Take every line where the string "this" appears and copy it.
# START OF EXTRACTED ENTRIES
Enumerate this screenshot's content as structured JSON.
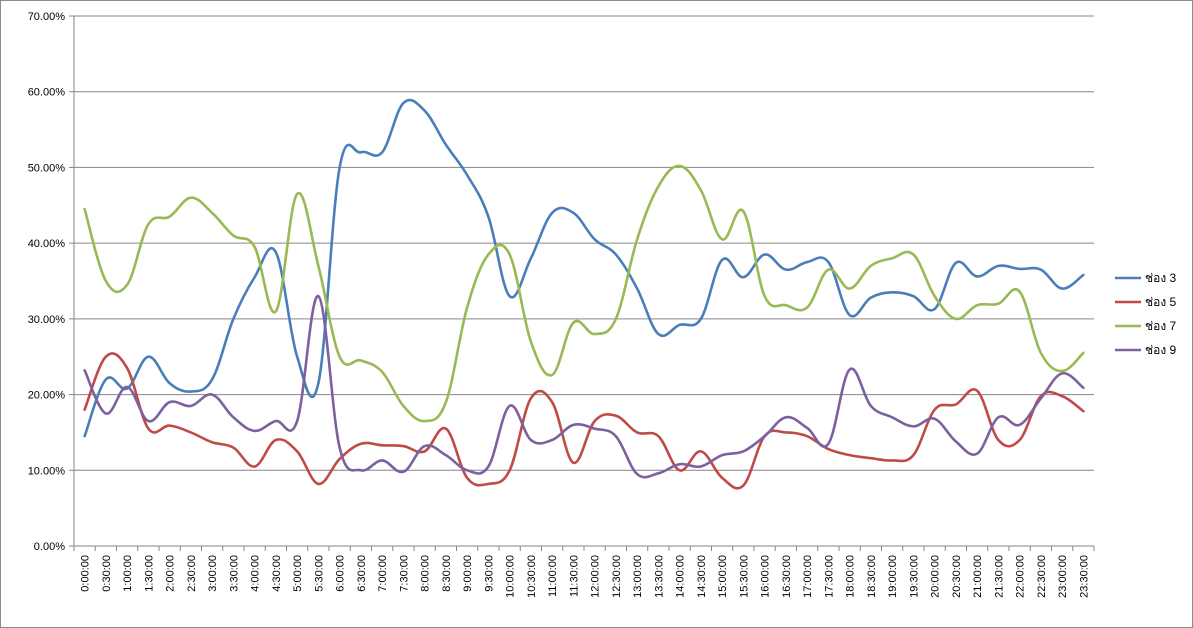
{
  "chart_data": {
    "type": "line",
    "title": "",
    "xlabel": "",
    "ylabel": "",
    "ylim": [
      0,
      70
    ],
    "y_ticks": [
      "0.00%",
      "10.00%",
      "20.00%",
      "30.00%",
      "40.00%",
      "50.00%",
      "60.00%",
      "70.00%"
    ],
    "grid": "horizontal",
    "legend_position": "right",
    "categories": [
      "0:00:00",
      "0:30:00",
      "1:00:00",
      "1:30:00",
      "2:00:00",
      "2:30:00",
      "3:00:00",
      "3:30:00",
      "4:00:00",
      "4:30:00",
      "5:00:00",
      "5:30:00",
      "6:00:00",
      "6:30:00",
      "7:00:00",
      "7:30:00",
      "8:00:00",
      "8:30:00",
      "9:00:00",
      "9:30:00",
      "10:00:00",
      "10:30:00",
      "11:00:00",
      "11:30:00",
      "12:00:00",
      "12:30:00",
      "13:00:00",
      "13:30:00",
      "14:00:00",
      "14:30:00",
      "15:00:00",
      "15:30:00",
      "16:00:00",
      "16:30:00",
      "17:00:00",
      "17:30:00",
      "18:00:00",
      "18:30:00",
      "19:00:00",
      "19:30:00",
      "20:00:00",
      "20:30:00",
      "21:00:00",
      "21:30:00",
      "22:00:00",
      "22:30:00",
      "23:00:00",
      "23:30:00"
    ],
    "series": [
      {
        "name": "ช่อง 3",
        "color": "#4a7ebb",
        "values": [
          14.5,
          22.0,
          20.8,
          25.0,
          21.5,
          20.4,
          22.0,
          30.0,
          35.5,
          38.8,
          25.0,
          21.5,
          50.0,
          52.0,
          52.0,
          58.5,
          57.5,
          53.0,
          49.0,
          43.5,
          33.0,
          38.0,
          44.0,
          44.0,
          40.5,
          38.5,
          34.0,
          28.0,
          29.2,
          30.0,
          37.8,
          35.5,
          38.5,
          36.5,
          37.5,
          37.5,
          30.5,
          32.8,
          33.5,
          33.0,
          31.3,
          37.4,
          35.6,
          37.0,
          36.6,
          36.5,
          34.0,
          35.8
        ]
      },
      {
        "name": "ช่อง 5",
        "color": "#be4b48",
        "values": [
          18.0,
          25.0,
          23.5,
          15.5,
          15.9,
          15.0,
          13.7,
          13.0,
          10.5,
          14.0,
          12.5,
          8.2,
          11.5,
          13.5,
          13.3,
          13.2,
          12.5,
          15.5,
          9.0,
          8.2,
          10.0,
          19.5,
          19.0,
          11.0,
          16.5,
          17.2,
          15.0,
          14.5,
          10.0,
          12.5,
          9.0,
          8.0,
          14.5,
          15.0,
          14.5,
          12.8,
          12.0,
          11.6,
          11.3,
          12.0,
          18.0,
          18.7,
          20.5,
          14.0,
          14.0,
          19.8,
          19.8,
          17.8
        ]
      },
      {
        "name": "ช่อง 7",
        "color": "#98b954",
        "values": [
          44.5,
          35.0,
          34.5,
          42.5,
          43.5,
          46.0,
          44.0,
          41.0,
          39.5,
          31.0,
          46.5,
          37.0,
          25.0,
          24.5,
          23.0,
          18.5,
          16.5,
          19.0,
          31.5,
          38.5,
          38.5,
          27.0,
          22.6,
          29.5,
          28.0,
          30.0,
          40.5,
          47.5,
          50.2,
          47.0,
          40.5,
          44.2,
          33.0,
          31.8,
          31.5,
          36.5,
          34.0,
          37.0,
          38.0,
          38.5,
          33.0,
          30.0,
          31.8,
          32.0,
          33.6,
          25.5,
          23.1,
          25.5
        ]
      },
      {
        "name": "ช่อง 9",
        "color": "#7d60a0",
        "values": [
          23.2,
          17.5,
          21.0,
          16.5,
          19.0,
          18.5,
          20.0,
          17.0,
          15.2,
          16.5,
          16.5,
          33.0,
          13.0,
          10.0,
          11.3,
          9.8,
          13.2,
          12.0,
          10.0,
          10.5,
          18.5,
          14.0,
          14.0,
          16.0,
          15.5,
          14.5,
          9.5,
          9.6,
          10.8,
          10.5,
          12.0,
          12.5,
          14.5,
          17.0,
          15.6,
          13.5,
          23.3,
          18.5,
          17.0,
          15.8,
          16.8,
          13.8,
          12.2,
          17.0,
          16.0,
          19.5,
          22.8,
          20.9
        ]
      }
    ]
  }
}
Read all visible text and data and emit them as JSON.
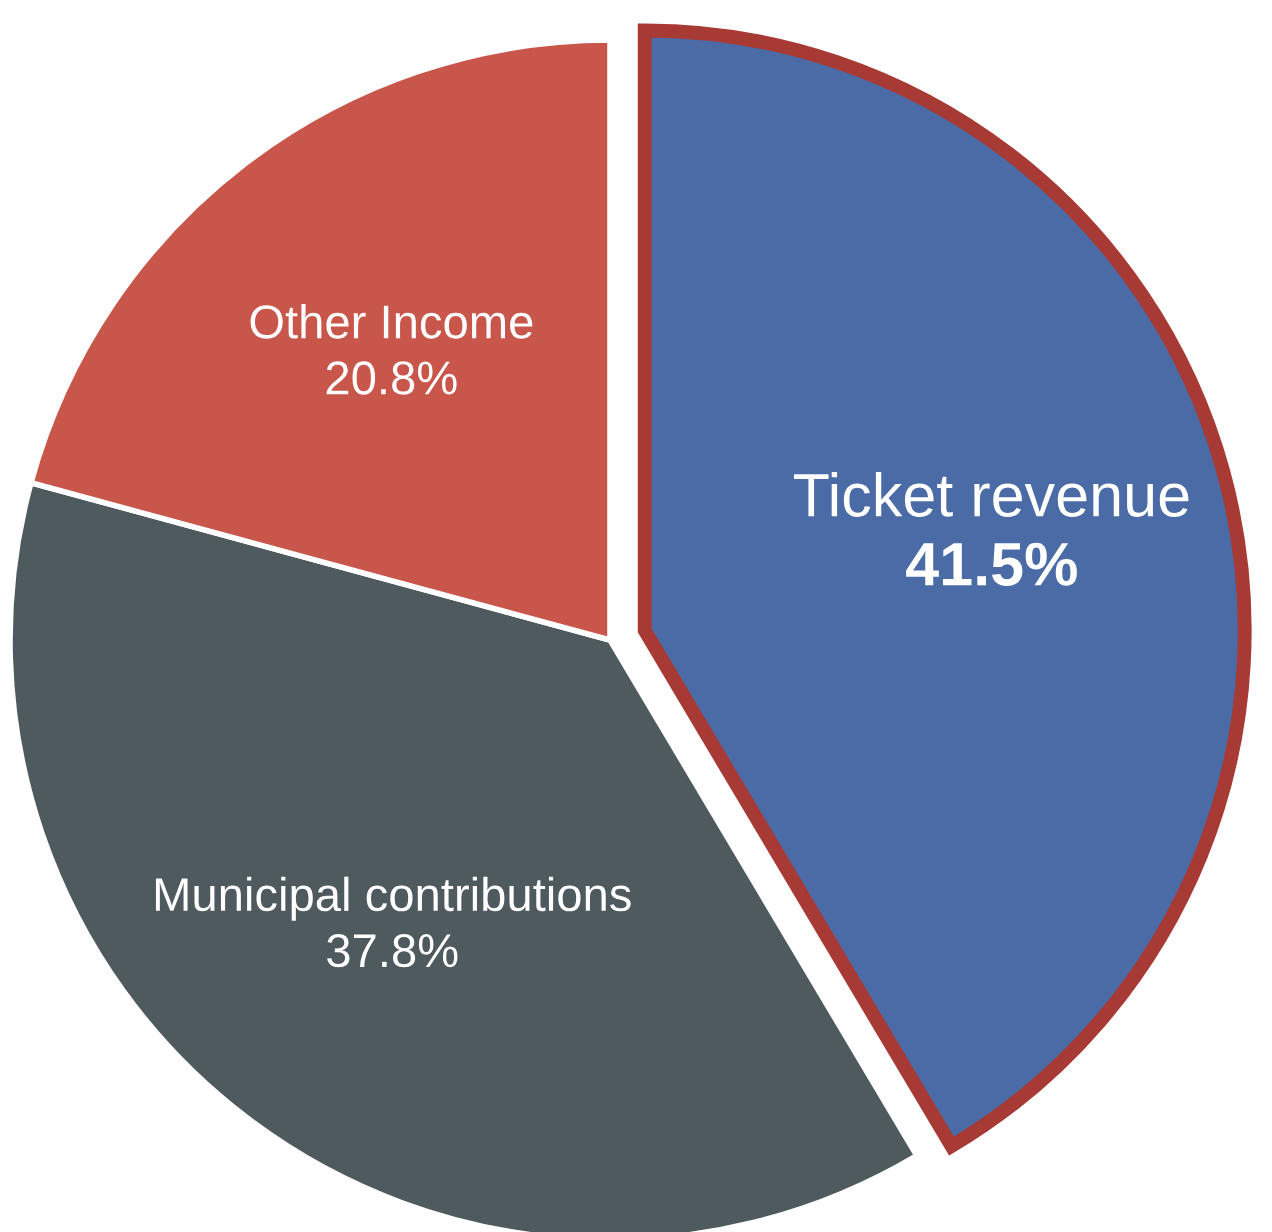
{
  "chart_data": {
    "type": "pie",
    "categories": [
      "Ticket revenue",
      "Municipal contributions",
      "Other Income"
    ],
    "values": [
      41.5,
      37.8,
      20.8
    ],
    "colors": [
      "#4a6ba6",
      "#4f5a5f",
      "#c8564a"
    ],
    "value_labels": [
      "41.5%",
      "37.8%",
      "20.8%"
    ]
  }
}
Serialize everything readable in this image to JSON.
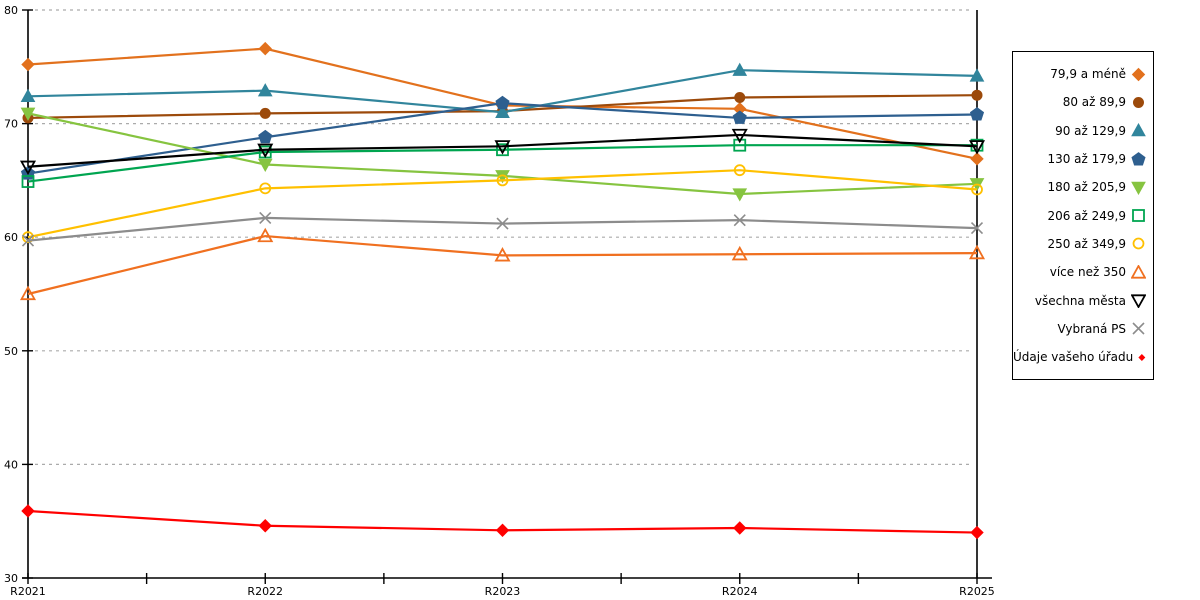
{
  "chart_data": {
    "type": "line",
    "title": "",
    "xlabel": "",
    "ylabel": "",
    "categories": [
      "R2021",
      "R2022",
      "R2023",
      "R2024",
      "R2025"
    ],
    "ylim": [
      30,
      80
    ],
    "yticks": [
      30,
      40,
      50,
      60,
      70,
      80
    ],
    "grid": "horizontal-dashed",
    "legend_position": "right",
    "series": [
      {
        "name": "79,9 a méně",
        "marker": "diamond",
        "filled": true,
        "color": "#E2711D",
        "values": [
          75.2,
          76.6,
          71.6,
          71.3,
          66.9
        ]
      },
      {
        "name": "80 až 89,9",
        "marker": "circle",
        "filled": true,
        "color": "#9C4A0B",
        "values": [
          70.5,
          70.9,
          71.1,
          72.3,
          72.5
        ]
      },
      {
        "name": "90 až 129,9",
        "marker": "triangle-up",
        "filled": true,
        "color": "#31859C",
        "values": [
          72.4,
          72.9,
          71.0,
          74.7,
          74.2
        ]
      },
      {
        "name": "130 až 179,9",
        "marker": "pentagon",
        "filled": true,
        "color": "#2E5F8F",
        "values": [
          65.6,
          68.8,
          71.8,
          70.5,
          70.8
        ]
      },
      {
        "name": "180 až 205,9",
        "marker": "triangle-down",
        "filled": true,
        "color": "#86C440",
        "values": [
          70.9,
          66.4,
          65.4,
          63.8,
          64.7
        ]
      },
      {
        "name": "206 až 249,9",
        "marker": "square",
        "filled": false,
        "color": "#00A550",
        "values": [
          64.9,
          67.5,
          67.7,
          68.1,
          68.1
        ]
      },
      {
        "name": "250 až 349,9",
        "marker": "circle",
        "filled": false,
        "color": "#FFC000",
        "values": [
          60.0,
          64.3,
          65.0,
          65.9,
          64.2
        ]
      },
      {
        "name": "více než 350",
        "marker": "triangle-up",
        "filled": false,
        "color": "#F07020",
        "values": [
          55.0,
          60.1,
          58.4,
          58.5,
          58.6
        ]
      },
      {
        "name": "všechna města",
        "marker": "triangle-down",
        "filled": false,
        "color": "#000000",
        "values": [
          66.2,
          67.7,
          68.0,
          69.0,
          68.0
        ]
      },
      {
        "name": "Vybraná PS",
        "marker": "x",
        "filled": false,
        "color": "#8C8C8C",
        "values": [
          59.7,
          61.7,
          61.2,
          61.5,
          60.8
        ]
      },
      {
        "name": "Údaje vašeho úřadu",
        "marker": "diamond",
        "filled": true,
        "color": "#FF0000",
        "values": [
          35.9,
          34.6,
          34.2,
          34.4,
          34.0
        ]
      }
    ]
  },
  "colors": {
    "background": "#FFFFFF",
    "axis": "#000000",
    "gridline": "#ABABAB",
    "legend_border": "#000000"
  }
}
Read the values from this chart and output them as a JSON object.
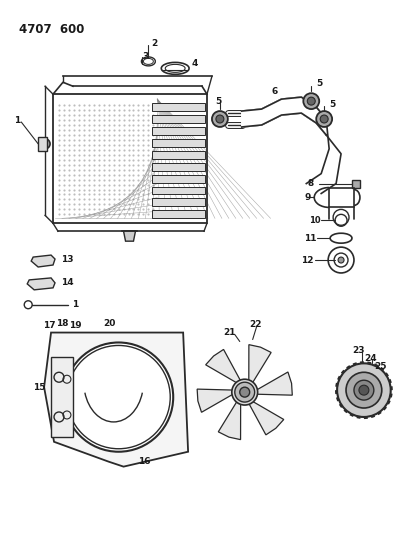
{
  "title": "4707  600",
  "bg_color": "#ffffff",
  "lc": "#2a2a2a",
  "tc": "#1a1a1a",
  "fig_w": 4.08,
  "fig_h": 5.33,
  "dpi": 100
}
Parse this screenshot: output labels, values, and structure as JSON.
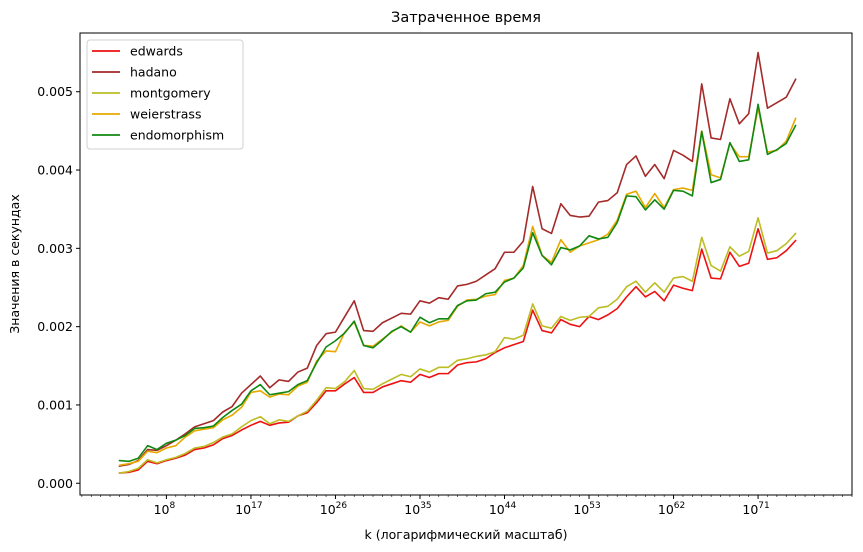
{
  "chart_data": {
    "type": "line",
    "title": "Затраченное время",
    "xlabel": "k (логарифмический масштаб)",
    "ylabel": "Значения в секундах",
    "x_scale": "log10",
    "xlim_log10": [
      -1.2,
      81
    ],
    "ylim": [
      -0.00015,
      0.00575
    ],
    "x_ticks": [
      {
        "log10": 8,
        "base": "10",
        "exp": "8"
      },
      {
        "log10": 17,
        "base": "10",
        "exp": "17"
      },
      {
        "log10": 26,
        "base": "10",
        "exp": "26"
      },
      {
        "log10": 35,
        "base": "10",
        "exp": "35"
      },
      {
        "log10": 44,
        "base": "10",
        "exp": "44"
      },
      {
        "log10": 53,
        "base": "10",
        "exp": "53"
      },
      {
        "log10": 62,
        "base": "10",
        "exp": "62"
      },
      {
        "log10": 71,
        "base": "10",
        "exp": "71"
      }
    ],
    "y_ticks": [
      {
        "value": 0.0,
        "label": "0.000"
      },
      {
        "value": 0.001,
        "label": "0.001"
      },
      {
        "value": 0.002,
        "label": "0.002"
      },
      {
        "value": 0.003,
        "label": "0.003"
      },
      {
        "value": 0.004,
        "label": "0.004"
      },
      {
        "value": 0.005,
        "label": "0.005"
      }
    ],
    "grid": false,
    "legend_position": "top-left",
    "x_log10": [
      3.0,
      4.0,
      5.0,
      6.0,
      7.0,
      8.0,
      9.0,
      10.0,
      11.0,
      12.0,
      13.0,
      14.0,
      15.0,
      16.0,
      17.0,
      18.0,
      19.0,
      20.0,
      21.0,
      22.0,
      23.0,
      24.0,
      25.0,
      26.0,
      27.0,
      28.0,
      29.0,
      30.0,
      31.0,
      32.0,
      33.0,
      34.0,
      35.0,
      36.0,
      37.0,
      38.0,
      39.0,
      40.0,
      41.0,
      42.0,
      43.0,
      44.0,
      45.0,
      46.0,
      47.0,
      48.0,
      49.0,
      50.0,
      51.0,
      52.0,
      53.0,
      54.0,
      55.0,
      56.0,
      57.0,
      58.0,
      59.0,
      60.0,
      61.0,
      62.0,
      63.0,
      64.0,
      65.0,
      66.0,
      67.0,
      68.0,
      69.0,
      70.0,
      71.0,
      72.0,
      73.0,
      74.0,
      75.0
    ],
    "series": [
      {
        "name": "edwards",
        "color": "#ee1111",
        "values": [
          0.00013,
          0.00014,
          0.00017,
          0.00028,
          0.00025,
          0.00029,
          0.00032,
          0.00036,
          0.00043,
          0.00045,
          0.00049,
          0.00057,
          0.00061,
          0.00068,
          0.00074,
          0.00079,
          0.00074,
          0.00077,
          0.00078,
          0.00086,
          0.0009,
          0.00103,
          0.00118,
          0.00118,
          0.00127,
          0.00135,
          0.00116,
          0.00116,
          0.00123,
          0.00127,
          0.00131,
          0.00129,
          0.00139,
          0.00135,
          0.0014,
          0.0014,
          0.00151,
          0.00154,
          0.00155,
          0.00159,
          0.00167,
          0.00173,
          0.00177,
          0.00181,
          0.00221,
          0.00195,
          0.00192,
          0.00209,
          0.00203,
          0.002,
          0.00213,
          0.00209,
          0.00215,
          0.00223,
          0.00238,
          0.00251,
          0.00238,
          0.00245,
          0.00233,
          0.00253,
          0.00249,
          0.00246,
          0.00299,
          0.00262,
          0.00261,
          0.00295,
          0.00277,
          0.00281,
          0.00325,
          0.00286,
          0.00288,
          0.00297,
          0.0031
        ]
      },
      {
        "name": "hadano",
        "color": "#a52a2a",
        "values": [
          0.00022,
          0.00024,
          0.00029,
          0.00043,
          0.00042,
          0.00048,
          0.00055,
          0.00063,
          0.00072,
          0.00076,
          0.0008,
          0.00091,
          0.00098,
          0.00115,
          0.00126,
          0.00137,
          0.00122,
          0.00132,
          0.0013,
          0.00142,
          0.00147,
          0.00176,
          0.00191,
          0.00193,
          0.00213,
          0.00233,
          0.00195,
          0.00194,
          0.00205,
          0.00211,
          0.00217,
          0.00216,
          0.00233,
          0.0023,
          0.00237,
          0.00235,
          0.00252,
          0.00254,
          0.00258,
          0.00266,
          0.00274,
          0.00295,
          0.00295,
          0.00309,
          0.00379,
          0.00325,
          0.00319,
          0.00357,
          0.00342,
          0.0034,
          0.00341,
          0.00359,
          0.00361,
          0.00371,
          0.00407,
          0.00418,
          0.00392,
          0.00407,
          0.00389,
          0.00425,
          0.00419,
          0.00411,
          0.0051,
          0.00441,
          0.00439,
          0.00491,
          0.00459,
          0.00472,
          0.0055,
          0.00479,
          0.00486,
          0.00493,
          0.00516
        ]
      },
      {
        "name": "montgomery",
        "color": "#bcbd22",
        "values": [
          0.00013,
          0.00015,
          0.00019,
          0.0003,
          0.00026,
          0.0003,
          0.00033,
          0.00038,
          0.00045,
          0.00047,
          0.00052,
          0.00059,
          0.00063,
          0.00072,
          0.0008,
          0.00085,
          0.00076,
          0.00081,
          0.00079,
          0.00086,
          0.00092,
          0.00106,
          0.00122,
          0.00121,
          0.0013,
          0.00144,
          0.00121,
          0.0012,
          0.00127,
          0.00133,
          0.00139,
          0.00136,
          0.00146,
          0.00142,
          0.00148,
          0.00148,
          0.00157,
          0.00159,
          0.00162,
          0.00164,
          0.00168,
          0.00186,
          0.00184,
          0.00189,
          0.00229,
          0.00201,
          0.00198,
          0.00213,
          0.00208,
          0.00212,
          0.00213,
          0.00224,
          0.00226,
          0.00235,
          0.00251,
          0.00258,
          0.00244,
          0.00256,
          0.00244,
          0.00262,
          0.00264,
          0.00258,
          0.00314,
          0.00278,
          0.00271,
          0.00302,
          0.0029,
          0.00296,
          0.00339,
          0.00294,
          0.00297,
          0.00306,
          0.00319
        ]
      },
      {
        "name": "weierstrass",
        "color": "#e8a800",
        "values": [
          0.00023,
          0.00025,
          0.00028,
          0.00041,
          0.00039,
          0.00045,
          0.00048,
          0.00059,
          0.00067,
          0.00069,
          0.00071,
          0.00081,
          0.00087,
          0.00097,
          0.00116,
          0.00118,
          0.0011,
          0.00114,
          0.00113,
          0.00124,
          0.00129,
          0.00156,
          0.00169,
          0.00168,
          0.00193,
          0.00206,
          0.00176,
          0.00175,
          0.00184,
          0.00193,
          0.00201,
          0.00193,
          0.00206,
          0.00201,
          0.00206,
          0.00208,
          0.00226,
          0.00234,
          0.00235,
          0.00239,
          0.00241,
          0.00259,
          0.00262,
          0.00278,
          0.00328,
          0.00291,
          0.00282,
          0.00311,
          0.00295,
          0.00303,
          0.00307,
          0.00311,
          0.00318,
          0.00336,
          0.00369,
          0.00373,
          0.00352,
          0.0037,
          0.00352,
          0.00375,
          0.00377,
          0.00374,
          0.0045,
          0.00394,
          0.0039,
          0.00434,
          0.00417,
          0.00417,
          0.00479,
          0.00423,
          0.00425,
          0.00437,
          0.00466
        ]
      },
      {
        "name": "endomorphism",
        "color": "#118811",
        "values": [
          0.00029,
          0.00028,
          0.00032,
          0.00048,
          0.00043,
          0.00051,
          0.00055,
          0.00061,
          0.0007,
          0.00071,
          0.00073,
          0.00084,
          0.00093,
          0.00101,
          0.00118,
          0.00126,
          0.00113,
          0.00115,
          0.00117,
          0.00126,
          0.00131,
          0.00154,
          0.00174,
          0.00182,
          0.00192,
          0.00207,
          0.00176,
          0.00173,
          0.00183,
          0.00194,
          0.002,
          0.00193,
          0.00212,
          0.00205,
          0.0021,
          0.0021,
          0.00227,
          0.00233,
          0.00234,
          0.00242,
          0.00244,
          0.00257,
          0.00262,
          0.00275,
          0.0032,
          0.00291,
          0.00279,
          0.00301,
          0.00298,
          0.00303,
          0.00316,
          0.00312,
          0.00314,
          0.00333,
          0.00367,
          0.00366,
          0.00349,
          0.00362,
          0.0035,
          0.00374,
          0.00373,
          0.00367,
          0.00449,
          0.00384,
          0.00388,
          0.00435,
          0.00411,
          0.00413,
          0.00484,
          0.0042,
          0.00426,
          0.00434,
          0.00457
        ]
      }
    ]
  }
}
# END OF EXTRACTED ENTRIES
**EXPECTED OUTPUT**.
Enumerate this screenshot's content as structured JSON.
Serialize everything readable in this image to JSON.
Read the values from this chart and output them as a JSON object.
Parse this screenshot: output labels, values, and structure as JSON.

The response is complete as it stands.